-- BEGIN --
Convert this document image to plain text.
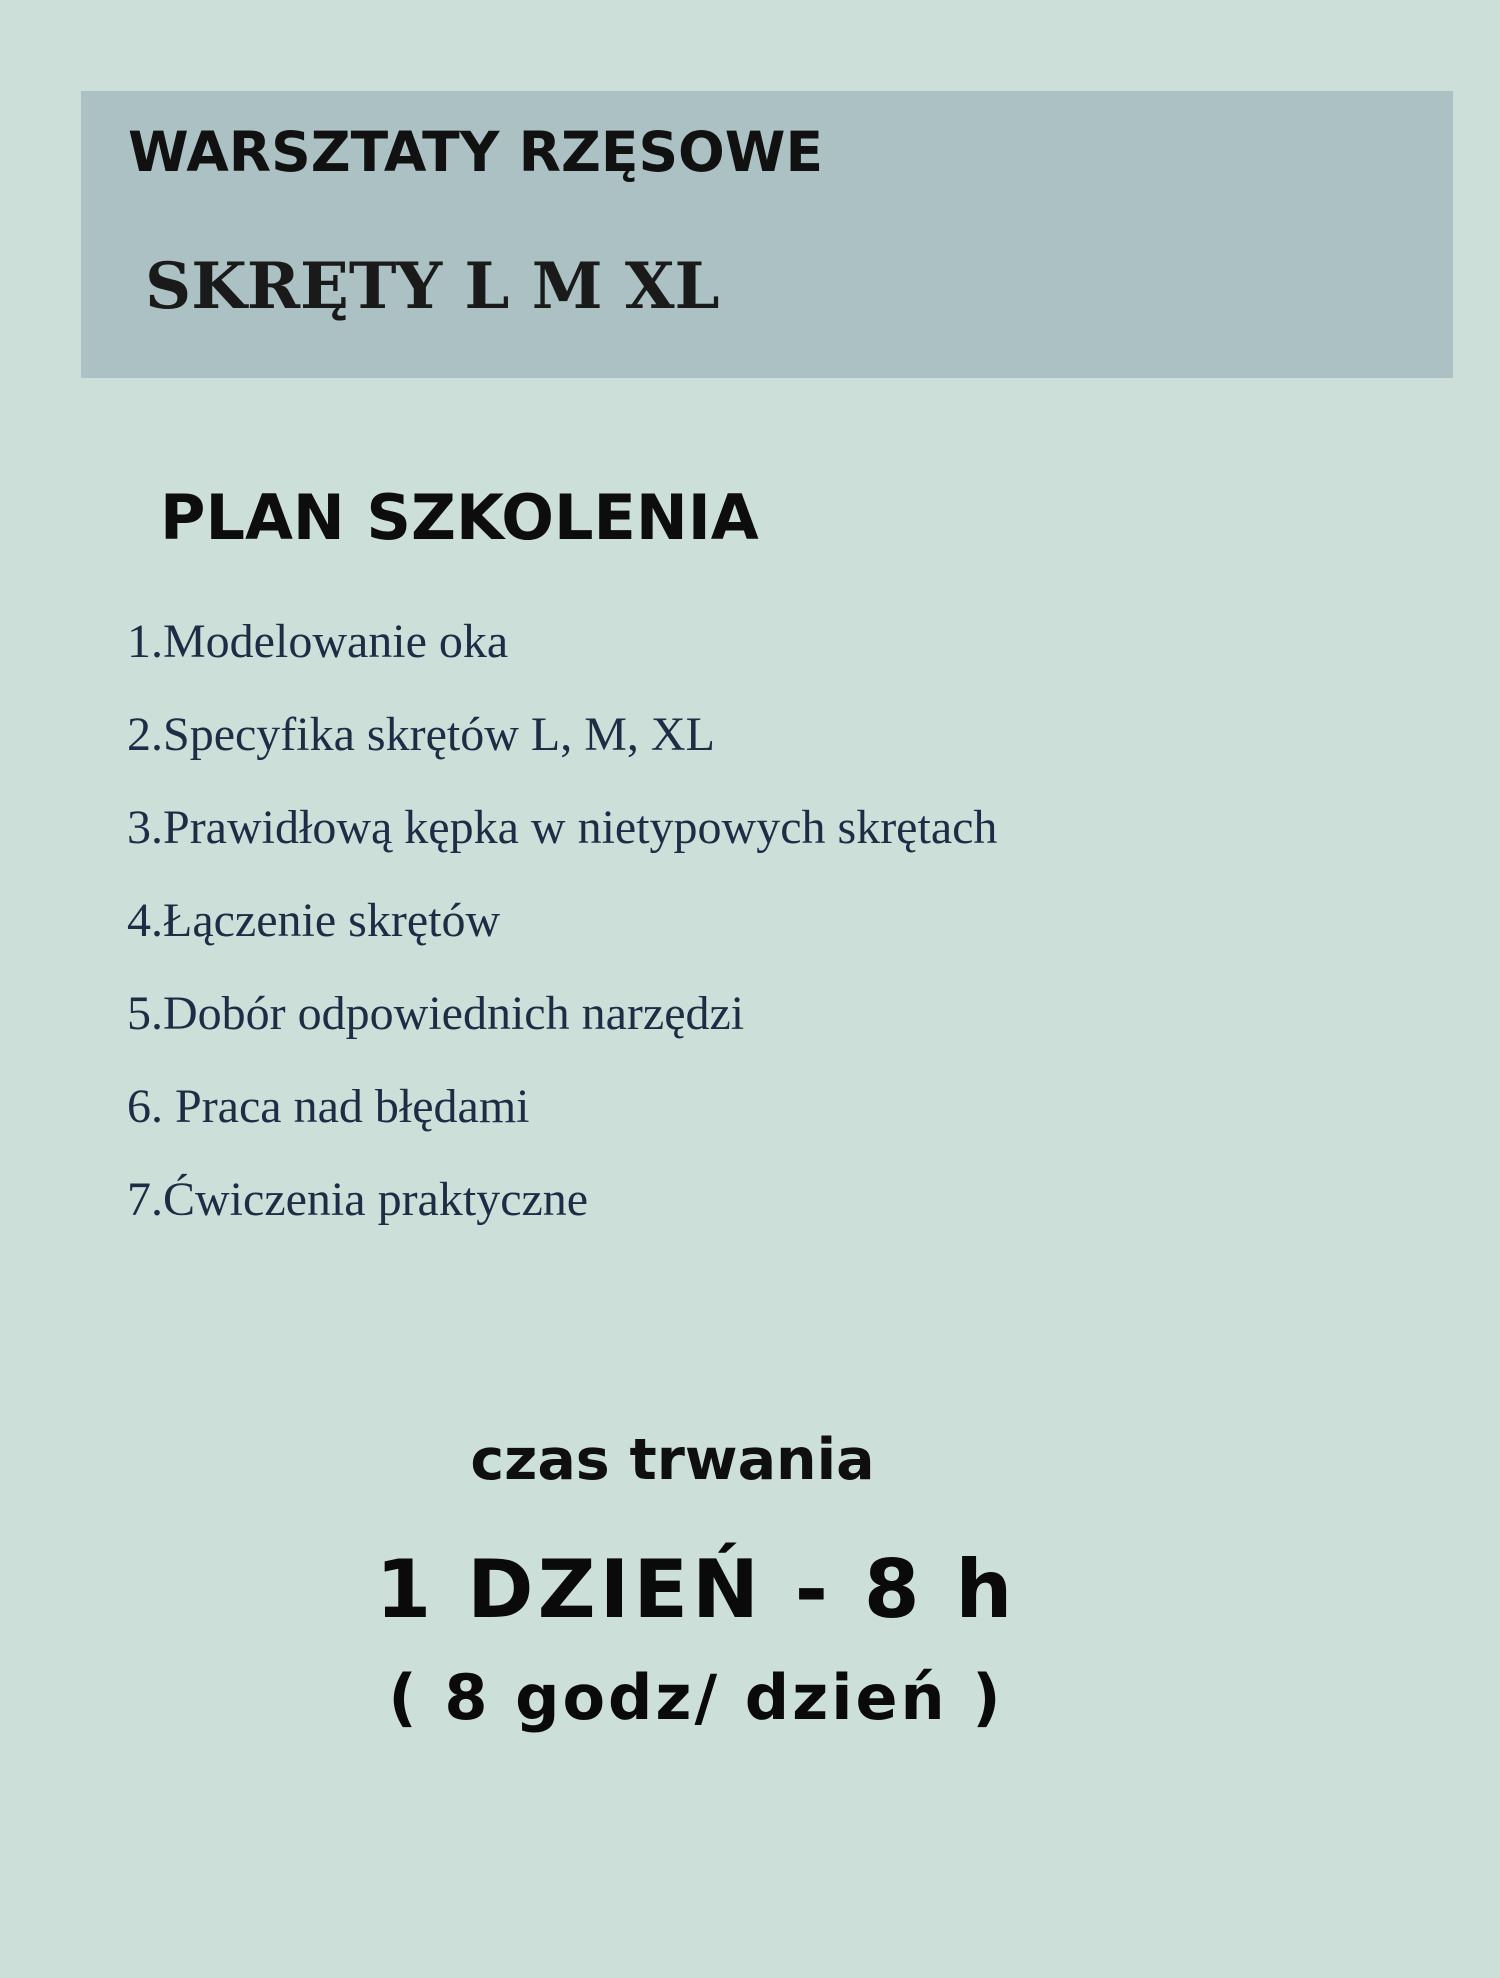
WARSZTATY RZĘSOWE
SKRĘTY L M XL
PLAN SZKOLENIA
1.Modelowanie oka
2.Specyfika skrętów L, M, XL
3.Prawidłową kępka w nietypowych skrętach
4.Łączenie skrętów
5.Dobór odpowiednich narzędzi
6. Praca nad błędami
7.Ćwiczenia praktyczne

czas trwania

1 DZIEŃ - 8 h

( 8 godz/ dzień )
-- END --
In your copy, leave out the pictures and reproduce the material above exactly.

- EXERCISE RESPONSE -
Convert this document image to plain text.
WARSZTATY RZĘSOWE
SKRĘTY L M XL
PLAN SZKOLENIA
1.Modelowanie oka
2.Specyfika skrętów L, M, XL
3.Prawidłową kępka w nietypowych skrętach
4.Łączenie skrętów
5.Dobór odpowiednich narzędzi
6. Praca nad błędami
7.Ćwiczenia praktyczne

czas trwania

1 DZIEŃ - 8 h

( 8 godz/ dzień )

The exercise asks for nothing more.